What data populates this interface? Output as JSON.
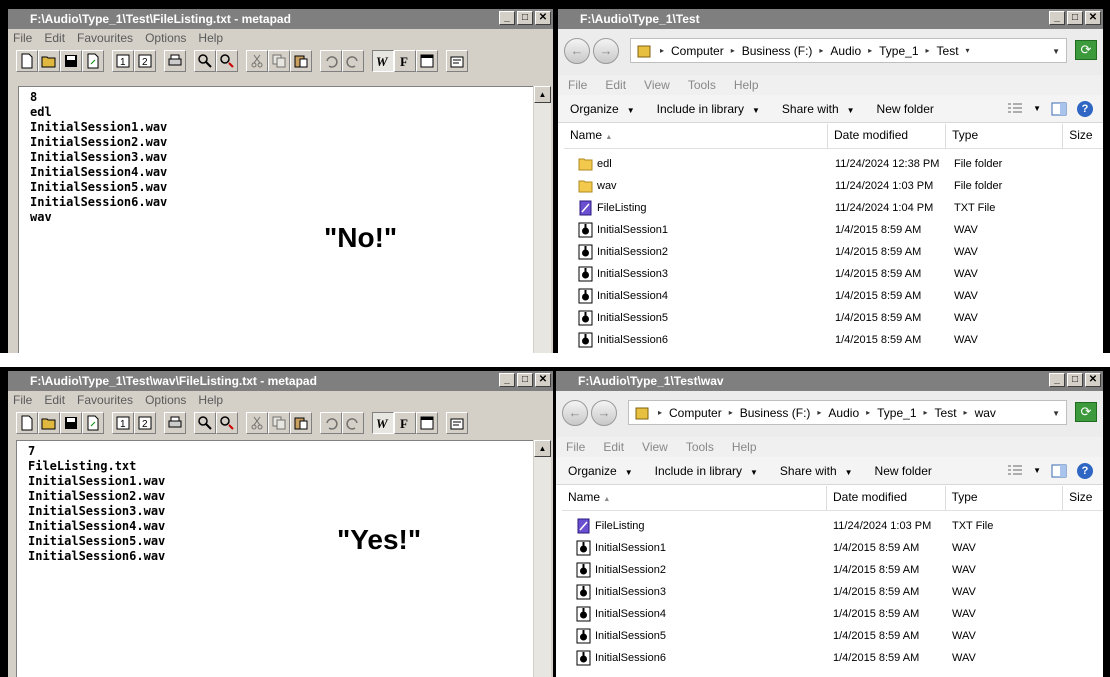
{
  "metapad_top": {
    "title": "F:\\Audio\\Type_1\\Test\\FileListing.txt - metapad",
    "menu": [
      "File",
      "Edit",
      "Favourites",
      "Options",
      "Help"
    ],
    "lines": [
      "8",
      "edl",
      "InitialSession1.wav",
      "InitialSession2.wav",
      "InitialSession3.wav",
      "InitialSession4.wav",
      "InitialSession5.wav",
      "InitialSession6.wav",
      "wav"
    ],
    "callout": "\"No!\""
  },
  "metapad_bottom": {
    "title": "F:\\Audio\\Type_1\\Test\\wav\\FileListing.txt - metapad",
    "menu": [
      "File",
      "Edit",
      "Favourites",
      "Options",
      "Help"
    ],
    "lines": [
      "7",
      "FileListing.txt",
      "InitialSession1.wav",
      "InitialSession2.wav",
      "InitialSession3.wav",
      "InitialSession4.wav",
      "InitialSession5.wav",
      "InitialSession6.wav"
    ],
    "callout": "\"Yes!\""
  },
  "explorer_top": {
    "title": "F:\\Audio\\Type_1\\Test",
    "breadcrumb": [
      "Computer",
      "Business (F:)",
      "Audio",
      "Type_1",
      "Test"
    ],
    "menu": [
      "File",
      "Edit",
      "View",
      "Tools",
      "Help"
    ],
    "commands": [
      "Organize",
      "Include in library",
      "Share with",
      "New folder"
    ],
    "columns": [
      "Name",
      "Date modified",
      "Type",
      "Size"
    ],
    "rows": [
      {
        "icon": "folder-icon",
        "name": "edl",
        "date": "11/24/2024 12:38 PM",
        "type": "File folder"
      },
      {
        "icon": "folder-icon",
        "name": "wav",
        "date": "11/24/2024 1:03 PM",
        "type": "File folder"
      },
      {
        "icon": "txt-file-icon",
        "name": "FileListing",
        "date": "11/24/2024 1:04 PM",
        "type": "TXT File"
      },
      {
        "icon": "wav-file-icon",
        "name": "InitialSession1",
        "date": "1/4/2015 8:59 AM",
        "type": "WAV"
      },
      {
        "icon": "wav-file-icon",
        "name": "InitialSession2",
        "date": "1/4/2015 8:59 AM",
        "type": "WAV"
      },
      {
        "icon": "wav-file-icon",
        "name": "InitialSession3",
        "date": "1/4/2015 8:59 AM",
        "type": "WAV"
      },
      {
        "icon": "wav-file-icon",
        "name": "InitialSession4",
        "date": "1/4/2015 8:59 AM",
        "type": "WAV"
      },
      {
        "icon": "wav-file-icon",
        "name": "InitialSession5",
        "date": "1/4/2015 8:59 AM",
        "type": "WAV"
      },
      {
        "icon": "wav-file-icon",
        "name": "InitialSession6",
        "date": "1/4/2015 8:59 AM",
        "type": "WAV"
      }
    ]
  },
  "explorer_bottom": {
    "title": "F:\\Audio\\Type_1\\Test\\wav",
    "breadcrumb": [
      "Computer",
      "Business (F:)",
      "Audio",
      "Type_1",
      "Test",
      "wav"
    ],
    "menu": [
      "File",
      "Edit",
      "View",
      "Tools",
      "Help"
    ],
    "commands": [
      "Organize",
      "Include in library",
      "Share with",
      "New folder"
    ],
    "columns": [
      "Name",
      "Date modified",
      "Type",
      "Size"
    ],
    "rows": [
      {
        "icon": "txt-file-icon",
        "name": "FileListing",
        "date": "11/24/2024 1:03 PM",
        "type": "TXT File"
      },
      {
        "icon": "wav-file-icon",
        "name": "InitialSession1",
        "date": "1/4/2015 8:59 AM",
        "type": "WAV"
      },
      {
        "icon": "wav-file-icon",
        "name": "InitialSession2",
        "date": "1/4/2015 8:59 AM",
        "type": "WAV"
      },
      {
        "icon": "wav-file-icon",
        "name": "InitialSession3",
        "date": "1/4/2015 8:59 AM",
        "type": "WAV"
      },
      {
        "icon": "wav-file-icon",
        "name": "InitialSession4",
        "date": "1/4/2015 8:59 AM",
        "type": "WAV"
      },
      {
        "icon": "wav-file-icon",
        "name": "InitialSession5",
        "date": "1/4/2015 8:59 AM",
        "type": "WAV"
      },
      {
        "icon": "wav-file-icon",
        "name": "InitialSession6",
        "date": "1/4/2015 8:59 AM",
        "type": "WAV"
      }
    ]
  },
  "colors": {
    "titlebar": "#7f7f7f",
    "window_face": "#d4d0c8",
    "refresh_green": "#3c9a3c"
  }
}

━━━━

**Written request:** Output every entry word for word, but omit the pictures.

**Worked answer:**
What data populates this interface? Output as JSON.
{
  "metapad_top": {
    "title": "F:\\Audio\\Type_1\\Test\\FileListing.txt - metapad",
    "menu": [
      "File",
      "Edit",
      "Favourites",
      "Options",
      "Help"
    ],
    "lines": [
      "8",
      "edl",
      "InitialSession1.wav",
      "InitialSession2.wav",
      "InitialSession3.wav",
      "InitialSession4.wav",
      "InitialSession5.wav",
      "InitialSession6.wav",
      "wav"
    ],
    "callout": "\"No!\""
  },
  "metapad_bottom": {
    "title": "F:\\Audio\\Type_1\\Test\\wav\\FileListing.txt - metapad",
    "menu": [
      "File",
      "Edit",
      "Favourites",
      "Options",
      "Help"
    ],
    "lines": [
      "7",
      "FileListing.txt",
      "InitialSession1.wav",
      "InitialSession2.wav",
      "InitialSession3.wav",
      "InitialSession4.wav",
      "InitialSession5.wav",
      "InitialSession6.wav"
    ],
    "callout": "\"Yes!\""
  },
  "explorer_top": {
    "title": "F:\\Audio\\Type_1\\Test",
    "breadcrumb": [
      "Computer",
      "Business (F:)",
      "Audio",
      "Type_1",
      "Test"
    ],
    "menu": [
      "File",
      "Edit",
      "View",
      "Tools",
      "Help"
    ],
    "commands": [
      "Organize",
      "Include in library",
      "Share with",
      "New folder"
    ],
    "columns": [
      "Name",
      "Date modified",
      "Type",
      "Size"
    ],
    "rows": [
      {
        "icon": "folder-icon",
        "name": "edl",
        "date": "11/24/2024 12:38 PM",
        "type": "File folder"
      },
      {
        "icon": "folder-icon",
        "name": "wav",
        "date": "11/24/2024 1:03 PM",
        "type": "File folder"
      },
      {
        "icon": "txt-file-icon",
        "name": "FileListing",
        "date": "11/24/2024 1:04 PM",
        "type": "TXT File"
      },
      {
        "icon": "wav-file-icon",
        "name": "InitialSession1",
        "date": "1/4/2015 8:59 AM",
        "type": "WAV"
      },
      {
        "icon": "wav-file-icon",
        "name": "InitialSession2",
        "date": "1/4/2015 8:59 AM",
        "type": "WAV"
      },
      {
        "icon": "wav-file-icon",
        "name": "InitialSession3",
        "date": "1/4/2015 8:59 AM",
        "type": "WAV"
      },
      {
        "icon": "wav-file-icon",
        "name": "InitialSession4",
        "date": "1/4/2015 8:59 AM",
        "type": "WAV"
      },
      {
        "icon": "wav-file-icon",
        "name": "InitialSession5",
        "date": "1/4/2015 8:59 AM",
        "type": "WAV"
      },
      {
        "icon": "wav-file-icon",
        "name": "InitialSession6",
        "date": "1/4/2015 8:59 AM",
        "type": "WAV"
      }
    ]
  },
  "explorer_bottom": {
    "title": "F:\\Audio\\Type_1\\Test\\wav",
    "breadcrumb": [
      "Computer",
      "Business (F:)",
      "Audio",
      "Type_1",
      "Test",
      "wav"
    ],
    "menu": [
      "File",
      "Edit",
      "View",
      "Tools",
      "Help"
    ],
    "commands": [
      "Organize",
      "Include in library",
      "Share with",
      "New folder"
    ],
    "columns": [
      "Name",
      "Date modified",
      "Type",
      "Size"
    ],
    "rows": [
      {
        "icon": "txt-file-icon",
        "name": "FileListing",
        "date": "11/24/2024 1:03 PM",
        "type": "TXT File"
      },
      {
        "icon": "wav-file-icon",
        "name": "InitialSession1",
        "date": "1/4/2015 8:59 AM",
        "type": "WAV"
      },
      {
        "icon": "wav-file-icon",
        "name": "InitialSession2",
        "date": "1/4/2015 8:59 AM",
        "type": "WAV"
      },
      {
        "icon": "wav-file-icon",
        "name": "InitialSession3",
        "date": "1/4/2015 8:59 AM",
        "type": "WAV"
      },
      {
        "icon": "wav-file-icon",
        "name": "InitialSession4",
        "date": "1/4/2015 8:59 AM",
        "type": "WAV"
      },
      {
        "icon": "wav-file-icon",
        "name": "InitialSession5",
        "date": "1/4/2015 8:59 AM",
        "type": "WAV"
      },
      {
        "icon": "wav-file-icon",
        "name": "InitialSession6",
        "date": "1/4/2015 8:59 AM",
        "type": "WAV"
      }
    ]
  },
  "colors": {
    "titlebar": "#7f7f7f",
    "window_face": "#d4d0c8",
    "refresh_green": "#3c9a3c"
  }
}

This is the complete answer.